#### [Task]
Can you reproduce every one of the items below word for word, with no changes?

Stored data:
* BEGIN *

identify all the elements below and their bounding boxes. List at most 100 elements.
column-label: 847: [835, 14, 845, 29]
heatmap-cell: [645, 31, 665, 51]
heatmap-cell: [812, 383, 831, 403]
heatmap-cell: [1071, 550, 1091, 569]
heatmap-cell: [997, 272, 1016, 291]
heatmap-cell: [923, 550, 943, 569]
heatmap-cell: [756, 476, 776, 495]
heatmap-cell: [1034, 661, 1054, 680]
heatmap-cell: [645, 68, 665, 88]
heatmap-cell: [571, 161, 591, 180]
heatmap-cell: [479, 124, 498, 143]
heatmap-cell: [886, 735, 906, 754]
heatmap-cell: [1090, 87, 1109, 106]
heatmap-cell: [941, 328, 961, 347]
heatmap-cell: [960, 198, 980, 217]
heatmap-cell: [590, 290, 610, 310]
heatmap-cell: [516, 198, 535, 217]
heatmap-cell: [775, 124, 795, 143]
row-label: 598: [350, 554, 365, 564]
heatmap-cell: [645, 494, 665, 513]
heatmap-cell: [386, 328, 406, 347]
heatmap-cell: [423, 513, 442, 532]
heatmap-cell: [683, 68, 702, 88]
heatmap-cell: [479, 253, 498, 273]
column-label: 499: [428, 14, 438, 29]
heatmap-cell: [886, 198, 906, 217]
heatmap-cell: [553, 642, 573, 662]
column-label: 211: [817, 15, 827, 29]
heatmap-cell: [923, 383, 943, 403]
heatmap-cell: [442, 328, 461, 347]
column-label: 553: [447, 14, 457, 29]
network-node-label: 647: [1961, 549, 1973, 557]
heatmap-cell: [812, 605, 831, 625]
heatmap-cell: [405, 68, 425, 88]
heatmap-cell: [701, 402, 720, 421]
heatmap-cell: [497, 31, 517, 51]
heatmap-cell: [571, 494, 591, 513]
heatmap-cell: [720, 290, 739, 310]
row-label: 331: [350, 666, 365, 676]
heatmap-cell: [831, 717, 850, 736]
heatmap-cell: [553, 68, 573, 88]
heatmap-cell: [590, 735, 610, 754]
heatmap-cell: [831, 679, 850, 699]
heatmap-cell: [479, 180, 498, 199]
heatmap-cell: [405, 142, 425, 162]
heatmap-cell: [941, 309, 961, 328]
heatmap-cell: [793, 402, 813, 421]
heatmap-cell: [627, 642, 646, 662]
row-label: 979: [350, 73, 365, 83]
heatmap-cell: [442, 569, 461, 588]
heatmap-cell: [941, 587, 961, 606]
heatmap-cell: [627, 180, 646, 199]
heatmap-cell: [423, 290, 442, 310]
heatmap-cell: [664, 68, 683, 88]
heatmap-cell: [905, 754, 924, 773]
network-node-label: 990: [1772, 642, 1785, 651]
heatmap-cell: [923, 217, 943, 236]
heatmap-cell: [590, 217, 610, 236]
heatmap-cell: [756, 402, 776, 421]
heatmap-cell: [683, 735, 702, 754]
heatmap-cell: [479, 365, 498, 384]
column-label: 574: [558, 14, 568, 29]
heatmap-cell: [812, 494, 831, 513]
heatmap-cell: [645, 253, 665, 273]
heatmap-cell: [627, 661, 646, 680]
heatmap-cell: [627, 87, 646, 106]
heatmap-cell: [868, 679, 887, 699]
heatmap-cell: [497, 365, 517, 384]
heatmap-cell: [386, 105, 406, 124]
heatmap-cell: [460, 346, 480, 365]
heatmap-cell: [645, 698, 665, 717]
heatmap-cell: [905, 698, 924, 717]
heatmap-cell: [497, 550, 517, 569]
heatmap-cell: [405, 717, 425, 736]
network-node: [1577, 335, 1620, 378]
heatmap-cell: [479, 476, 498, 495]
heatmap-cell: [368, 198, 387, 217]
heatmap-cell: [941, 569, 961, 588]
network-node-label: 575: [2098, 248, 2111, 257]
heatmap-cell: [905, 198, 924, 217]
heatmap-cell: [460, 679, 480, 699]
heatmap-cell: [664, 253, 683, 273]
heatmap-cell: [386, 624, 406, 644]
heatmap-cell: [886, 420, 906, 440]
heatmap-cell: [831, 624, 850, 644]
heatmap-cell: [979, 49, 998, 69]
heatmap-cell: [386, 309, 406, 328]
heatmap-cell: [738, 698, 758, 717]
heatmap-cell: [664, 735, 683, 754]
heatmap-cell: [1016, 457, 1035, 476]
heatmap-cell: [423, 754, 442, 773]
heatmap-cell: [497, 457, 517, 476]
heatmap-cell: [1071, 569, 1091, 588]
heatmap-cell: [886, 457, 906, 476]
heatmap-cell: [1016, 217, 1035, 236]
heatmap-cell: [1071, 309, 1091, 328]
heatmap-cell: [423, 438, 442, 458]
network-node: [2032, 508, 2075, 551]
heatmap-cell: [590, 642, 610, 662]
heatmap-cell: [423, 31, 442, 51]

* END *

#### [In response]
identify all the elements below and their bounding boxes. List at most 100 elements.
column-label: 847: [835, 14, 845, 29]
heatmap-cell: [645, 31, 665, 51]
heatmap-cell: [812, 383, 831, 403]
heatmap-cell: [1071, 550, 1091, 569]
heatmap-cell: [997, 272, 1016, 291]
heatmap-cell: [923, 550, 943, 569]
heatmap-cell: [756, 476, 776, 495]
heatmap-cell: [1034, 661, 1054, 680]
heatmap-cell: [645, 68, 665, 88]
heatmap-cell: [571, 161, 591, 180]
heatmap-cell: [479, 124, 498, 143]
heatmap-cell: [886, 735, 906, 754]
heatmap-cell: [1090, 87, 1109, 106]
heatmap-cell: [941, 328, 961, 347]
heatmap-cell: [960, 198, 980, 217]
heatmap-cell: [590, 290, 610, 310]
heatmap-cell: [516, 198, 535, 217]
heatmap-cell: [775, 124, 795, 143]
row-label: 598: [350, 554, 365, 564]
heatmap-cell: [645, 494, 665, 513]
heatmap-cell: [386, 328, 406, 347]
heatmap-cell: [423, 513, 442, 532]
heatmap-cell: [683, 68, 702, 88]
heatmap-cell: [479, 253, 498, 273]
column-label: 499: [428, 14, 438, 29]
heatmap-cell: [886, 198, 906, 217]
heatmap-cell: [553, 642, 573, 662]
column-label: 211: [817, 15, 827, 29]
heatmap-cell: [923, 383, 943, 403]
heatmap-cell: [442, 328, 461, 347]
column-label: 553: [447, 14, 457, 29]
network-node-label: 647: [1961, 549, 1973, 557]
heatmap-cell: [812, 605, 831, 625]
heatmap-cell: [405, 68, 425, 88]
heatmap-cell: [701, 402, 720, 421]
heatmap-cell: [497, 31, 517, 51]
heatmap-cell: [571, 494, 591, 513]
heatmap-cell: [720, 290, 739, 310]
row-label: 331: [350, 666, 365, 676]
heatmap-cell: [831, 717, 850, 736]
heatmap-cell: [553, 68, 573, 88]
heatmap-cell: [590, 735, 610, 754]
heatmap-cell: [831, 679, 850, 699]
heatmap-cell: [479, 180, 498, 199]
heatmap-cell: [405, 142, 425, 162]
heatmap-cell: [941, 309, 961, 328]
heatmap-cell: [793, 402, 813, 421]
heatmap-cell: [627, 642, 646, 662]
row-label: 979: [350, 73, 365, 83]
heatmap-cell: [442, 569, 461, 588]
heatmap-cell: [941, 587, 961, 606]
heatmap-cell: [627, 180, 646, 199]
heatmap-cell: [423, 290, 442, 310]
heatmap-cell: [664, 68, 683, 88]
heatmap-cell: [905, 754, 924, 773]
network-node-label: 990: [1772, 642, 1785, 651]
heatmap-cell: [923, 217, 943, 236]
heatmap-cell: [590, 217, 610, 236]
heatmap-cell: [756, 402, 776, 421]
heatmap-cell: [683, 735, 702, 754]
heatmap-cell: [479, 365, 498, 384]
column-label: 574: [558, 14, 568, 29]
heatmap-cell: [812, 494, 831, 513]
heatmap-cell: [645, 253, 665, 273]
heatmap-cell: [627, 661, 646, 680]
heatmap-cell: [627, 87, 646, 106]
heatmap-cell: [868, 679, 887, 699]
heatmap-cell: [497, 365, 517, 384]
heatmap-cell: [386, 105, 406, 124]
heatmap-cell: [460, 346, 480, 365]
heatmap-cell: [645, 698, 665, 717]
heatmap-cell: [905, 698, 924, 717]
heatmap-cell: [497, 550, 517, 569]
heatmap-cell: [405, 717, 425, 736]
network-node: [1577, 335, 1620, 378]
heatmap-cell: [479, 476, 498, 495]
heatmap-cell: [368, 198, 387, 217]
heatmap-cell: [941, 569, 961, 588]
network-node-label: 575: [2098, 248, 2111, 257]
heatmap-cell: [905, 198, 924, 217]
heatmap-cell: [460, 679, 480, 699]
heatmap-cell: [664, 253, 683, 273]
heatmap-cell: [386, 624, 406, 644]
heatmap-cell: [886, 420, 906, 440]
heatmap-cell: [831, 624, 850, 644]
heatmap-cell: [979, 49, 998, 69]
heatmap-cell: [386, 309, 406, 328]
heatmap-cell: [738, 698, 758, 717]
heatmap-cell: [664, 735, 683, 754]
heatmap-cell: [1016, 457, 1035, 476]
heatmap-cell: [423, 754, 442, 773]
heatmap-cell: [497, 457, 517, 476]
heatmap-cell: [1071, 569, 1091, 588]
heatmap-cell: [886, 457, 906, 476]
heatmap-cell: [1016, 217, 1035, 236]
heatmap-cell: [1071, 309, 1091, 328]
heatmap-cell: [423, 438, 442, 458]
network-node: [2032, 508, 2075, 551]
heatmap-cell: [590, 642, 610, 662]
heatmap-cell: [423, 31, 442, 51]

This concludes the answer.